# PROBLEM TO WORK ON
The records below must be written out exactly, with every picture left behind.

# RECORDS FOR THE TASK
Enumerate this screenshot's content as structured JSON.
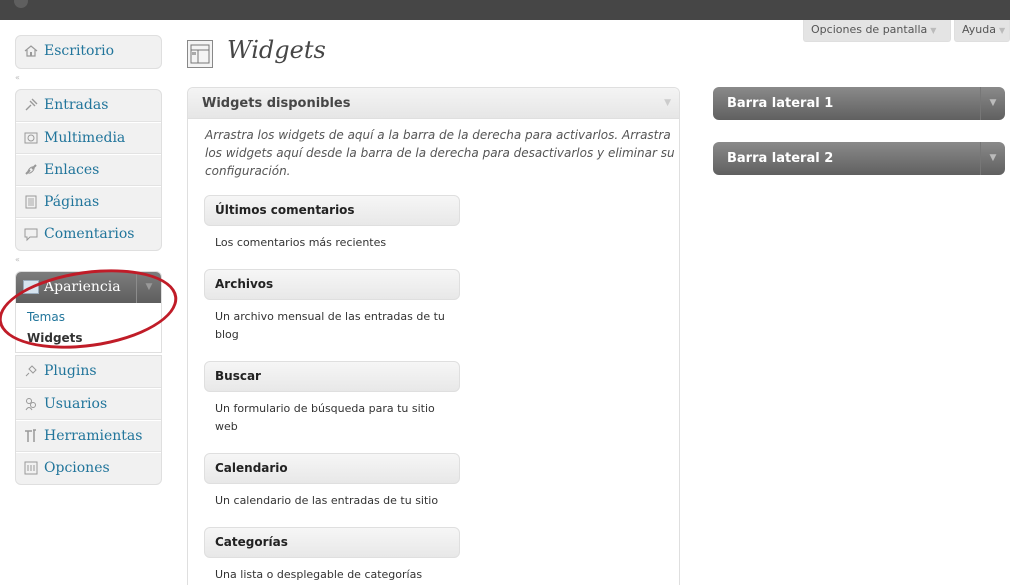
{
  "header": {
    "screen_options_label": "Opciones de pantalla",
    "help_label": "Ayuda"
  },
  "sidebar": {
    "items_top": [
      {
        "label": "Escritorio",
        "icon": "home-icon"
      }
    ],
    "items_content": [
      {
        "label": "Entradas",
        "icon": "pin-icon"
      },
      {
        "label": "Multimedia",
        "icon": "media-icon"
      },
      {
        "label": "Enlaces",
        "icon": "link-icon"
      },
      {
        "label": "Páginas",
        "icon": "page-icon"
      },
      {
        "label": "Comentarios",
        "icon": "comment-icon"
      }
    ],
    "appearance": {
      "label": "Apariencia",
      "icon": "appearance-icon",
      "submenu": [
        "Temas",
        "Widgets"
      ]
    },
    "items_bottom": [
      {
        "label": "Plugins",
        "icon": "plugin-icon"
      },
      {
        "label": "Usuarios",
        "icon": "users-icon"
      },
      {
        "label": "Herramientas",
        "icon": "tools-icon"
      },
      {
        "label": "Opciones",
        "icon": "settings-icon"
      }
    ]
  },
  "page": {
    "title": "Widgets"
  },
  "available": {
    "title": "Widgets disponibles",
    "description": "Arrastra los widgets de aquí a la barra de la derecha para activarlos. Arrastra los widgets aquí desde la barra de la derecha para desactivarlos y eliminar su configuración.",
    "widgets": [
      {
        "title": "Últimos comentarios",
        "desc": "Los comentarios más recientes"
      },
      {
        "title": "Archivos",
        "desc": "Un archivo mensual de las entradas de tu blog"
      },
      {
        "title": "Buscar",
        "desc": "Un formulario de búsqueda para tu sitio web"
      },
      {
        "title": "Calendario",
        "desc": "Un calendario de las entradas de tu sitio"
      },
      {
        "title": "Categorías",
        "desc": "Una lista o desplegable de categorías"
      }
    ]
  },
  "sidebars": [
    {
      "title": "Barra lateral 1"
    },
    {
      "title": "Barra lateral 2"
    }
  ],
  "colors": {
    "link": "#21759b",
    "highlight_oval": "#c01c28",
    "admin_bar": "#464646"
  }
}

# OUTPUT OF THE EXERCISE
Enumerate this screenshot's content as structured JSON.
{
  "header": {
    "screen_options_label": "Opciones de pantalla",
    "help_label": "Ayuda"
  },
  "sidebar": {
    "items_top": [
      {
        "label": "Escritorio",
        "icon": "home-icon"
      }
    ],
    "items_content": [
      {
        "label": "Entradas",
        "icon": "pin-icon"
      },
      {
        "label": "Multimedia",
        "icon": "media-icon"
      },
      {
        "label": "Enlaces",
        "icon": "link-icon"
      },
      {
        "label": "Páginas",
        "icon": "page-icon"
      },
      {
        "label": "Comentarios",
        "icon": "comment-icon"
      }
    ],
    "appearance": {
      "label": "Apariencia",
      "icon": "appearance-icon",
      "submenu": [
        "Temas",
        "Widgets"
      ]
    },
    "items_bottom": [
      {
        "label": "Plugins",
        "icon": "plugin-icon"
      },
      {
        "label": "Usuarios",
        "icon": "users-icon"
      },
      {
        "label": "Herramientas",
        "icon": "tools-icon"
      },
      {
        "label": "Opciones",
        "icon": "settings-icon"
      }
    ]
  },
  "page": {
    "title": "Widgets"
  },
  "available": {
    "title": "Widgets disponibles",
    "description": "Arrastra los widgets de aquí a la barra de la derecha para activarlos. Arrastra los widgets aquí desde la barra de la derecha para desactivarlos y eliminar su configuración.",
    "widgets": [
      {
        "title": "Últimos comentarios",
        "desc": "Los comentarios más recientes"
      },
      {
        "title": "Archivos",
        "desc": "Un archivo mensual de las entradas de tu blog"
      },
      {
        "title": "Buscar",
        "desc": "Un formulario de búsqueda para tu sitio web"
      },
      {
        "title": "Calendario",
        "desc": "Un calendario de las entradas de tu sitio"
      },
      {
        "title": "Categorías",
        "desc": "Una lista o desplegable de categorías"
      }
    ]
  },
  "sidebars": [
    {
      "title": "Barra lateral 1"
    },
    {
      "title": "Barra lateral 2"
    }
  ],
  "colors": {
    "link": "#21759b",
    "highlight_oval": "#c01c28",
    "admin_bar": "#464646"
  }
}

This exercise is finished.